#### Tarefa 1
Copie, palavra por palavra, a parte do texto sobre os lixões que começa em "Os municípios tem" e termina em "bastante superior: 70%.".
#### Tarefa 2
Responda com base no texto sobre os lixões:
(a) Em que ano foi aprovada a Política Nacional de Resíduos Sólidos?
(b) Até que mês os municípios têm prazo para elaborar o projeto básico do plano municipal de resíduos?
(c) No Centro-Oeste, que percentual dos resíduos coletados teve fim adequado?
---------- Trecho do texto ----------
Com os dias contados

O Brasil está em ritmo de contagem regressiva para 2014. E não se trata da expe­ctativa para a Copa do Mundo de Futebol, mas da aproximação da data limite para que os lixões sejam aposentados e substituídos por aterros sanitários, que minimizam os impactos ambientais do material descartado. A largada para essa mudança foi dada em 2010, com a aprovação da Política Nacional de Resíduos Sólidos (PNRS), principal marco regulatório da área.
Os municípios tem até agosto para elaborar o projeto básico do plano municipal de resíduos, mas enfrentam dificuldades nessa etapa, em especial pela falta de recursos para contratar  mão de obra especi­a­lizada. Mesmo com a PNRS, poucos avanços foram registrados na gestão de resíduos sólidos, conforme estudo da  As­so­­ciação Brasileira de Empre­sas de Limpeza Pública e Resíduos Espe­ciais ( ABRELPE), divulgado em 2011.
Segundo o levantamento, a destinação final ainda é o principal problema a ser superado, em especial no Centro-Oeste, que registra o pior desempenho nesse quesito: apenas 30% dos resíduos coletados tiveram fim adequado. Além disso, 67% dos 466 municípios não tratam adequadamente seus resíduos. Na região Sul, por exemplo, esse índice é bem menor: 41%. Já o percentual de material encaminhado aos aterros, se comparado ao Centro-Oeste, é bastante superior: 70%.
---------- Conjunto de registros ----------
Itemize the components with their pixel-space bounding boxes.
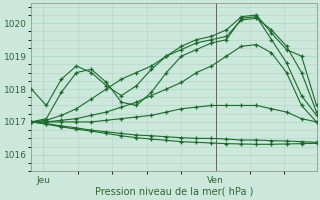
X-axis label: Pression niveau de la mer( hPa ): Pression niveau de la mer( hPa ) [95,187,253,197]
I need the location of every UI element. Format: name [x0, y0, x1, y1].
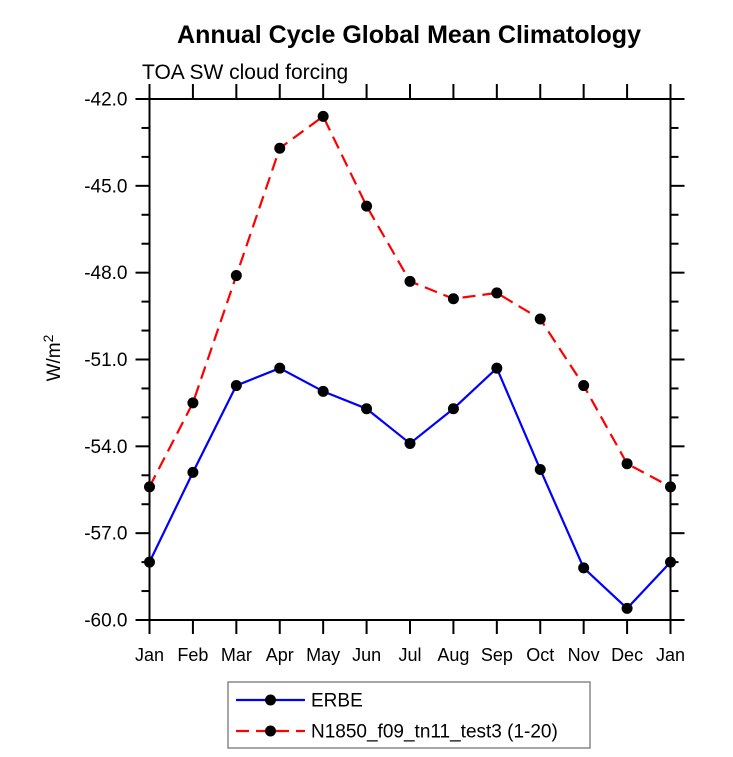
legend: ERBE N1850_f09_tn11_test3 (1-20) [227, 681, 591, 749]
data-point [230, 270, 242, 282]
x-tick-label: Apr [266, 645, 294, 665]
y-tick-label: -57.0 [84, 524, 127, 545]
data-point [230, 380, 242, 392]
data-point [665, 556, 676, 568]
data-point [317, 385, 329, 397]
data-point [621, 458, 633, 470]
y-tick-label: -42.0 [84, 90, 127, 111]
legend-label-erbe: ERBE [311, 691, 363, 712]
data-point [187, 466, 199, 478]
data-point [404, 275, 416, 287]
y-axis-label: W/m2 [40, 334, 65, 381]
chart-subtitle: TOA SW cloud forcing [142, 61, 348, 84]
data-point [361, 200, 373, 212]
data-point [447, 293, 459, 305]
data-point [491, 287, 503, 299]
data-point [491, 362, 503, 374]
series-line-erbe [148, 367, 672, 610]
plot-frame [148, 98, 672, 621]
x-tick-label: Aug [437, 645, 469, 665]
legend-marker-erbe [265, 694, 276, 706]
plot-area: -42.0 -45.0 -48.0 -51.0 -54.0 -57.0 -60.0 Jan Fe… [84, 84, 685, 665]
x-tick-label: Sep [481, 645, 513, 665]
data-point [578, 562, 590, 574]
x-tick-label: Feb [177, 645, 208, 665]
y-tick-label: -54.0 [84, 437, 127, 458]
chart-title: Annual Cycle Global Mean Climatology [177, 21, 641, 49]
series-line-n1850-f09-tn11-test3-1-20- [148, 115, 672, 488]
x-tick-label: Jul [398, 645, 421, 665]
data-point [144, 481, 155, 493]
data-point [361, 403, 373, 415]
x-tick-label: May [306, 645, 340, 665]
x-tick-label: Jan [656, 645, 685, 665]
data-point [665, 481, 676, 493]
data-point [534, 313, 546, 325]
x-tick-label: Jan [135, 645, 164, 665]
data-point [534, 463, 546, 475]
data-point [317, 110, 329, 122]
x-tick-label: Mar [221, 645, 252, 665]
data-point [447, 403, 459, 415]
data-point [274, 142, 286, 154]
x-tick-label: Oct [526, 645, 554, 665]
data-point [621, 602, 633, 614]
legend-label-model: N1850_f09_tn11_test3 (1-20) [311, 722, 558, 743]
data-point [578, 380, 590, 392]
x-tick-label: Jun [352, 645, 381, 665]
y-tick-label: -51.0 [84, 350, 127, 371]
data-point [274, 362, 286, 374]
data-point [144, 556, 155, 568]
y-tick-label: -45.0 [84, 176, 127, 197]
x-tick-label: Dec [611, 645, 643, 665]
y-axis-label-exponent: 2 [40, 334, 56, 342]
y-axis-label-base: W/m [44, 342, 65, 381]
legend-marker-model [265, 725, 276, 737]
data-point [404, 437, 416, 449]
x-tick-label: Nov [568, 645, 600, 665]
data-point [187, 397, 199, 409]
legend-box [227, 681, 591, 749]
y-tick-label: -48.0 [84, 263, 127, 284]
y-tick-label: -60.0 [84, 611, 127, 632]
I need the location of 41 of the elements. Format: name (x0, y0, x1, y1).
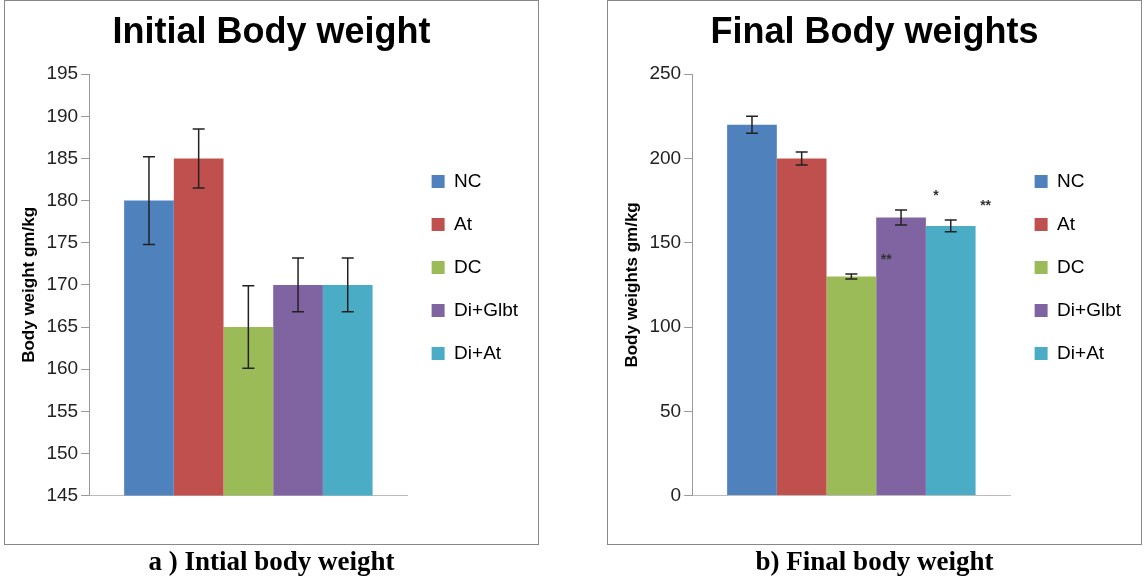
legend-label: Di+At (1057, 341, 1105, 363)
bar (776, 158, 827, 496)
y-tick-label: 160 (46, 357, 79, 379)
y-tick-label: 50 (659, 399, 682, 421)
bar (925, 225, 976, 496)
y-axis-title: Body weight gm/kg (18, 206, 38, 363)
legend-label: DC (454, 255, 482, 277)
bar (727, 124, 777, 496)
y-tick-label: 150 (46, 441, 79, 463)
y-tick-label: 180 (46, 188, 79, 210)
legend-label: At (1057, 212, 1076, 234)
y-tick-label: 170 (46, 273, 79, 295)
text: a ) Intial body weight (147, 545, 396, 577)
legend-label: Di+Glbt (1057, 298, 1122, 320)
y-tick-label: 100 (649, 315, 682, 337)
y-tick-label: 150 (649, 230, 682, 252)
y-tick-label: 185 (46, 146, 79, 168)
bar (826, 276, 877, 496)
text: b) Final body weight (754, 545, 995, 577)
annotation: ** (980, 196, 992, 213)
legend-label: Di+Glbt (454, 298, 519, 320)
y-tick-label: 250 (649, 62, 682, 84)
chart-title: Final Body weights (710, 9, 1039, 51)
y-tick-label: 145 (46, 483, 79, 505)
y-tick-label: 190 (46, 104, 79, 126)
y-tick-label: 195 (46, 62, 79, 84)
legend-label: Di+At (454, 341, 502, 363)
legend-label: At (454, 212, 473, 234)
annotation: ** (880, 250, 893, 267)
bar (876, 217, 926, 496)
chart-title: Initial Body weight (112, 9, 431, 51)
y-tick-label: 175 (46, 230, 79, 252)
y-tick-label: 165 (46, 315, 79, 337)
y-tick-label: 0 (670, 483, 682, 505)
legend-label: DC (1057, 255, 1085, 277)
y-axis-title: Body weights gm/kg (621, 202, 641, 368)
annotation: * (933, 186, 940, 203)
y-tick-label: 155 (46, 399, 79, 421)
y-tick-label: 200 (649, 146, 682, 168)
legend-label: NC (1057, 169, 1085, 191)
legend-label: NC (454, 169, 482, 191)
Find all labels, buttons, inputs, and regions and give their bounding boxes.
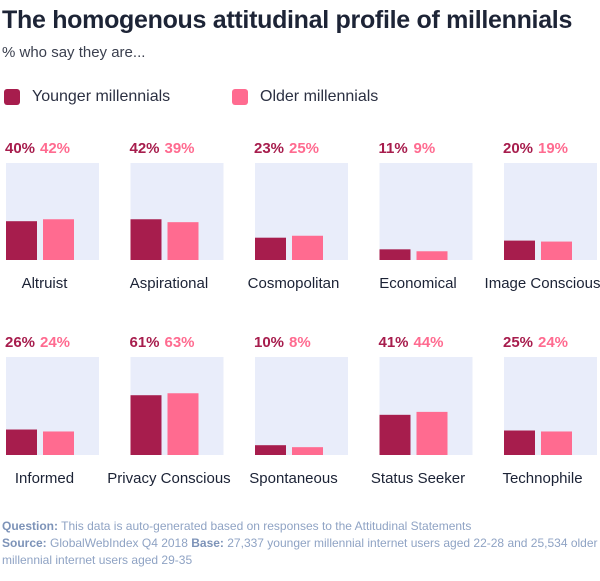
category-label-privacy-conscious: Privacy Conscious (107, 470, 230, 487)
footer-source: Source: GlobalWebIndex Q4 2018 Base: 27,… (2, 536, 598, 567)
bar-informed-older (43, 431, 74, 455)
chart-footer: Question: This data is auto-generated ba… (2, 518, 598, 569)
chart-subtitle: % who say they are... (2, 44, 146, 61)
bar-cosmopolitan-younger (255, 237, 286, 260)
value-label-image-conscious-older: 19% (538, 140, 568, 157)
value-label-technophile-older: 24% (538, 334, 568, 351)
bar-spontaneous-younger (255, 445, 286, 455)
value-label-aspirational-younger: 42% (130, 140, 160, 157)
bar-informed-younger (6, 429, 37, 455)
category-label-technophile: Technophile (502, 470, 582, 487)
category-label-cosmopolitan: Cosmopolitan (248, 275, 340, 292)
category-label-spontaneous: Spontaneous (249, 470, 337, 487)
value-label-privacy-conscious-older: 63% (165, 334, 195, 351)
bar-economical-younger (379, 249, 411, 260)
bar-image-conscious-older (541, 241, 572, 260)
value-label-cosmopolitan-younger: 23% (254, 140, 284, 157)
----------
#### Resposta 1
Os municípios tem até agosto para elaborar o projeto básico do plano municipal de resíduos, mas enfrentam dificuldades nessa etapa, em especial pela falta de recursos para contratar  mão de obra especi­a­lizada. Mesmo com a PNRS, poucos avanços foram registrados na gestão de resíduos sólidos, conforme estudo da  As­so­­ciação Brasileira de Empre­sas de Limpeza Pública e Resíduos Espe­ciais ( ABRELPE), divulgado em 2011.
Segundo o levantamento, a destinação final ainda é o principal problema a ser superado, em especial no Centro-Oeste, que registra o pior desempenho nesse quesito: apenas 30% dos resíduos coletados tiveram fim adequado. Além disso, 67% dos 466 municípios não tratam adequadamente seus resíduos. Na região Sul, por exemplo, esse índice é bem menor: 41%. Já o percentual de material encaminhado aos aterros, se comparado ao Centro-Oeste, é bastante superior: 70%.

#### Resposta 2
(a) Em 2010.
(b) Até agosto.
(c) Apenas 30%.